§ OBJECTIVE:
Copy out the whole listing exactly as written, leaving the pictures behind.
::::::
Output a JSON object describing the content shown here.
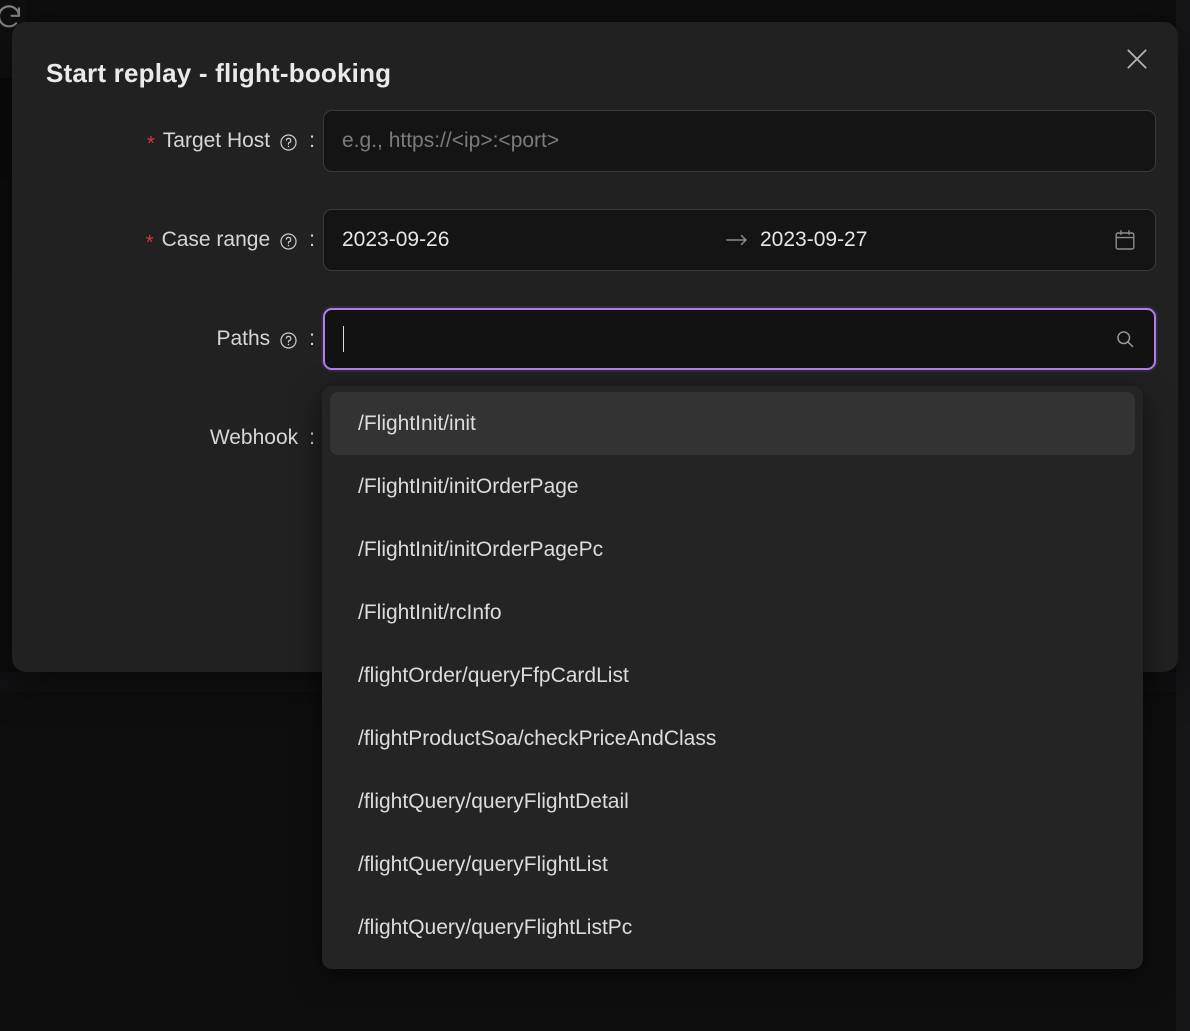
{
  "background": {
    "refresh_icon": "refresh-icon"
  },
  "modal": {
    "title": "Start replay - flight-booking",
    "close_icon": "close-icon",
    "fields": {
      "target_host": {
        "label": "Target Host",
        "required_marker": "*",
        "help_icon": "question-circle-icon",
        "colon": ":",
        "value": "",
        "placeholder": "e.g., https://<ip>:<port>"
      },
      "case_range": {
        "label": "Case range",
        "required_marker": "*",
        "help_icon": "question-circle-icon",
        "colon": ":",
        "start_date": "2023-09-26",
        "separator_icon": "arrow-right-icon",
        "end_date": "2023-09-27",
        "calendar_icon": "calendar-icon"
      },
      "paths": {
        "label": "Paths",
        "help_icon": "question-circle-icon",
        "colon": ":",
        "value": "",
        "placeholder": "",
        "search_icon": "search-icon",
        "focused": true
      },
      "webhook": {
        "label": "Webhook",
        "colon": ":",
        "value": ""
      }
    }
  },
  "paths_dropdown": {
    "options": [
      "/FlightInit/init",
      "/FlightInit/initOrderPage",
      "/FlightInit/initOrderPagePc",
      "/FlightInit/rcInfo",
      "/flightOrder/queryFfpCardList",
      "/flightProductSoa/checkPriceAndClass",
      "/flightQuery/queryFlightDetail",
      "/flightQuery/queryFlightList",
      "/flightQuery/queryFlightListPc"
    ],
    "active_index": 0
  },
  "colors": {
    "modal_bg": "#212121",
    "page_bg": "#0d0d0d",
    "input_bg": "#141414",
    "focus_border": "#b07ee8",
    "required_red": "#d9363e",
    "dropdown_bg": "#242424",
    "option_active_bg": "#333333",
    "text_primary": "#e6e6e6",
    "text_placeholder": "#7b7b7b"
  }
}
::::::
§ RESULT BELOW:
Output a JSON object describing the content shown here.
{
  "background": {
    "refresh_icon": "refresh-icon"
  },
  "modal": {
    "title": "Start replay - flight-booking",
    "close_icon": "close-icon",
    "fields": {
      "target_host": {
        "label": "Target Host",
        "required_marker": "*",
        "help_icon": "question-circle-icon",
        "colon": ":",
        "value": "",
        "placeholder": "e.g., https://<ip>:<port>"
      },
      "case_range": {
        "label": "Case range",
        "required_marker": "*",
        "help_icon": "question-circle-icon",
        "colon": ":",
        "start_date": "2023-09-26",
        "separator_icon": "arrow-right-icon",
        "end_date": "2023-09-27",
        "calendar_icon": "calendar-icon"
      },
      "paths": {
        "label": "Paths",
        "help_icon": "question-circle-icon",
        "colon": ":",
        "value": "",
        "placeholder": "",
        "search_icon": "search-icon",
        "focused": true
      },
      "webhook": {
        "label": "Webhook",
        "colon": ":",
        "value": ""
      }
    }
  },
  "paths_dropdown": {
    "options": [
      "/FlightInit/init",
      "/FlightInit/initOrderPage",
      "/FlightInit/initOrderPagePc",
      "/FlightInit/rcInfo",
      "/flightOrder/queryFfpCardList",
      "/flightProductSoa/checkPriceAndClass",
      "/flightQuery/queryFlightDetail",
      "/flightQuery/queryFlightList",
      "/flightQuery/queryFlightListPc"
    ],
    "active_index": 0
  },
  "colors": {
    "modal_bg": "#212121",
    "page_bg": "#0d0d0d",
    "input_bg": "#141414",
    "focus_border": "#b07ee8",
    "required_red": "#d9363e",
    "dropdown_bg": "#242424",
    "option_active_bg": "#333333",
    "text_primary": "#e6e6e6",
    "text_placeholder": "#7b7b7b"
  }
}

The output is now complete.